_INSTRUCTIONS TO FOLLOW:_
Copy out all of the records below line for line, without changing anything.

╔══

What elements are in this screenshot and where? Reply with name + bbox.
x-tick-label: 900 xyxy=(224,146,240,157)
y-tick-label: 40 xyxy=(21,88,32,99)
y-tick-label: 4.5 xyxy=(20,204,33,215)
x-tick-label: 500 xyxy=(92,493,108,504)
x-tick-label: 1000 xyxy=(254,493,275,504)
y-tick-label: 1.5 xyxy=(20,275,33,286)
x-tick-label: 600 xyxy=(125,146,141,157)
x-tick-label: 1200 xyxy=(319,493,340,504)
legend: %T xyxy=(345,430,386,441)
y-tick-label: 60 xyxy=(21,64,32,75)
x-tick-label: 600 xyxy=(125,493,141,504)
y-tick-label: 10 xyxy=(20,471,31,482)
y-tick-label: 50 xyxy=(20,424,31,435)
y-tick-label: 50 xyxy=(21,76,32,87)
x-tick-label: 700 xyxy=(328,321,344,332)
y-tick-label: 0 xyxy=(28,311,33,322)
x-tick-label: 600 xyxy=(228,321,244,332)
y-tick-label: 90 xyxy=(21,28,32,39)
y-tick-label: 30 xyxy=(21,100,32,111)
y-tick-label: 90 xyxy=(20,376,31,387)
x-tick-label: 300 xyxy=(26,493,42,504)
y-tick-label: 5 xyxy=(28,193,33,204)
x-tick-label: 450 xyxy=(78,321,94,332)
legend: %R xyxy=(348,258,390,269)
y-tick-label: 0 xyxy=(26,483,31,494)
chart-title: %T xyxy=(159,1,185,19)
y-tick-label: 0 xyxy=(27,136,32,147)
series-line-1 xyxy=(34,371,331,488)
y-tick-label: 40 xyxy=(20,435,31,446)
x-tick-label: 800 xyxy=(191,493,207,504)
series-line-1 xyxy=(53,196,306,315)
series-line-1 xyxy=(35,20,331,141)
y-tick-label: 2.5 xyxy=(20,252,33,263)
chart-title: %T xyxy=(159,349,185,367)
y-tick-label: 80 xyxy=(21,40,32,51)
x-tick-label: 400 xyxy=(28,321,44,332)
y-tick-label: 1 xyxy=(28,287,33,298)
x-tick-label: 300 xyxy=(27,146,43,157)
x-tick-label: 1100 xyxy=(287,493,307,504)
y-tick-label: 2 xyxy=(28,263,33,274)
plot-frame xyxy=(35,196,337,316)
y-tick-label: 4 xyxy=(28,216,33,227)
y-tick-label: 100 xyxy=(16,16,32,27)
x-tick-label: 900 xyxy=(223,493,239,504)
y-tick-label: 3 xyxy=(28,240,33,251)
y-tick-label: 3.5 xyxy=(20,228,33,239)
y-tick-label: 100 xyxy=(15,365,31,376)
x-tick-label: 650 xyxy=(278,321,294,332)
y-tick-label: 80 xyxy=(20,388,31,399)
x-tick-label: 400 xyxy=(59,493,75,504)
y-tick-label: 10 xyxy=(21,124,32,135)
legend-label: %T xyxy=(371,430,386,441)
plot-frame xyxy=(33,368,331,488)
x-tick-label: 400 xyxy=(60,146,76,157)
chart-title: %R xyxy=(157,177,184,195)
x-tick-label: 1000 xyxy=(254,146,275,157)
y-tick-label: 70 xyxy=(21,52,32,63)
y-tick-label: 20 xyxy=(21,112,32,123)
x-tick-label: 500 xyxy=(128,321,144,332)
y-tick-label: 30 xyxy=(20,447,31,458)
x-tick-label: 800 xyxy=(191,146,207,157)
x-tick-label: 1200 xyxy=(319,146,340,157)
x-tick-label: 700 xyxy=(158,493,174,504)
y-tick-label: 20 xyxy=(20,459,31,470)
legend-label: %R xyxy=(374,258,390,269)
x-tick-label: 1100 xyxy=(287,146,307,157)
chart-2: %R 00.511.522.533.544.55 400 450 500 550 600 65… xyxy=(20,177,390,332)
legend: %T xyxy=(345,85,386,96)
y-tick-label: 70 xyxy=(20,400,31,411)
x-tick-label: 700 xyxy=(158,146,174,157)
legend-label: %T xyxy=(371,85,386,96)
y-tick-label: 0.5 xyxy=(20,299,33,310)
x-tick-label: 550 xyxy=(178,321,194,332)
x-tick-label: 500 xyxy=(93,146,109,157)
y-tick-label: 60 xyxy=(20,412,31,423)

╚══

_CORRECT OUTPUT:_
What elements are in this screenshot and where? Reply with name + bbox.
x-tick-label: 900 xyxy=(224,146,240,157)
y-tick-label: 40 xyxy=(21,88,32,99)
y-tick-label: 4.5 xyxy=(20,204,33,215)
x-tick-label: 500 xyxy=(92,493,108,504)
x-tick-label: 1000 xyxy=(254,493,275,504)
y-tick-label: 1.5 xyxy=(20,275,33,286)
x-tick-label: 600 xyxy=(125,146,141,157)
x-tick-label: 1200 xyxy=(319,493,340,504)
legend: %T xyxy=(345,430,386,441)
y-tick-label: 60 xyxy=(21,64,32,75)
x-tick-label: 600 xyxy=(125,493,141,504)
y-tick-label: 10 xyxy=(20,471,31,482)
y-tick-label: 50 xyxy=(20,424,31,435)
y-tick-label: 50 xyxy=(21,76,32,87)
x-tick-label: 700 xyxy=(328,321,344,332)
y-tick-label: 0 xyxy=(28,311,33,322)
x-tick-label: 600 xyxy=(228,321,244,332)
y-tick-label: 90 xyxy=(21,28,32,39)
y-tick-label: 30 xyxy=(21,100,32,111)
y-tick-label: 90 xyxy=(20,376,31,387)
x-tick-label: 300 xyxy=(26,493,42,504)
y-tick-label: 5 xyxy=(28,193,33,204)
x-tick-label: 450 xyxy=(78,321,94,332)
legend: %R xyxy=(348,258,390,269)
y-tick-label: 0 xyxy=(26,483,31,494)
chart-title: %T xyxy=(159,1,185,19)
y-tick-label: 0 xyxy=(27,136,32,147)
series-line-1 xyxy=(34,371,331,488)
y-tick-label: 40 xyxy=(20,435,31,446)
x-tick-label: 800 xyxy=(191,493,207,504)
series-line-1 xyxy=(53,196,306,315)
series-line-1 xyxy=(35,20,331,141)
y-tick-label: 2.5 xyxy=(20,252,33,263)
chart-title: %T xyxy=(159,349,185,367)
y-tick-label: 80 xyxy=(21,40,32,51)
x-tick-label: 400 xyxy=(28,321,44,332)
y-tick-label: 1 xyxy=(28,287,33,298)
x-tick-label: 300 xyxy=(27,146,43,157)
x-tick-label: 1100 xyxy=(287,493,307,504)
y-tick-label: 2 xyxy=(28,263,33,274)
plot-frame xyxy=(35,196,337,316)
y-tick-label: 4 xyxy=(28,216,33,227)
y-tick-label: 100 xyxy=(16,16,32,27)
x-tick-label: 900 xyxy=(223,493,239,504)
y-tick-label: 3 xyxy=(28,240,33,251)
y-tick-label: 3.5 xyxy=(20,228,33,239)
y-tick-label: 100 xyxy=(15,365,31,376)
x-tick-label: 650 xyxy=(278,321,294,332)
y-tick-label: 80 xyxy=(20,388,31,399)
x-tick-label: 400 xyxy=(59,493,75,504)
y-tick-label: 10 xyxy=(21,124,32,135)
legend-label: %T xyxy=(371,430,386,441)
plot-frame xyxy=(33,368,331,488)
x-tick-label: 400 xyxy=(60,146,76,157)
chart-title: %R xyxy=(157,177,184,195)
x-tick-label: 1000 xyxy=(254,146,275,157)
y-tick-label: 70 xyxy=(21,52,32,63)
y-tick-label: 20 xyxy=(21,112,32,123)
x-tick-label: 500 xyxy=(128,321,144,332)
y-tick-label: 30 xyxy=(20,447,31,458)
x-tick-label: 800 xyxy=(191,146,207,157)
x-tick-label: 1200 xyxy=(319,146,340,157)
x-tick-label: 700 xyxy=(158,493,174,504)
y-tick-label: 20 xyxy=(20,459,31,470)
legend-label: %R xyxy=(374,258,390,269)
x-tick-label: 1100 xyxy=(287,146,307,157)
chart-2: %R 00.511.522.533.544.55 400 450 500 550 600 65… xyxy=(20,177,390,332)
legend: %T xyxy=(345,85,386,96)
y-tick-label: 70 xyxy=(20,400,31,411)
x-tick-label: 700 xyxy=(158,146,174,157)
legend-label: %T xyxy=(371,85,386,96)
y-tick-label: 0.5 xyxy=(20,299,33,310)
x-tick-label: 550 xyxy=(178,321,194,332)
x-tick-label: 500 xyxy=(93,146,109,157)
y-tick-label: 60 xyxy=(20,412,31,423)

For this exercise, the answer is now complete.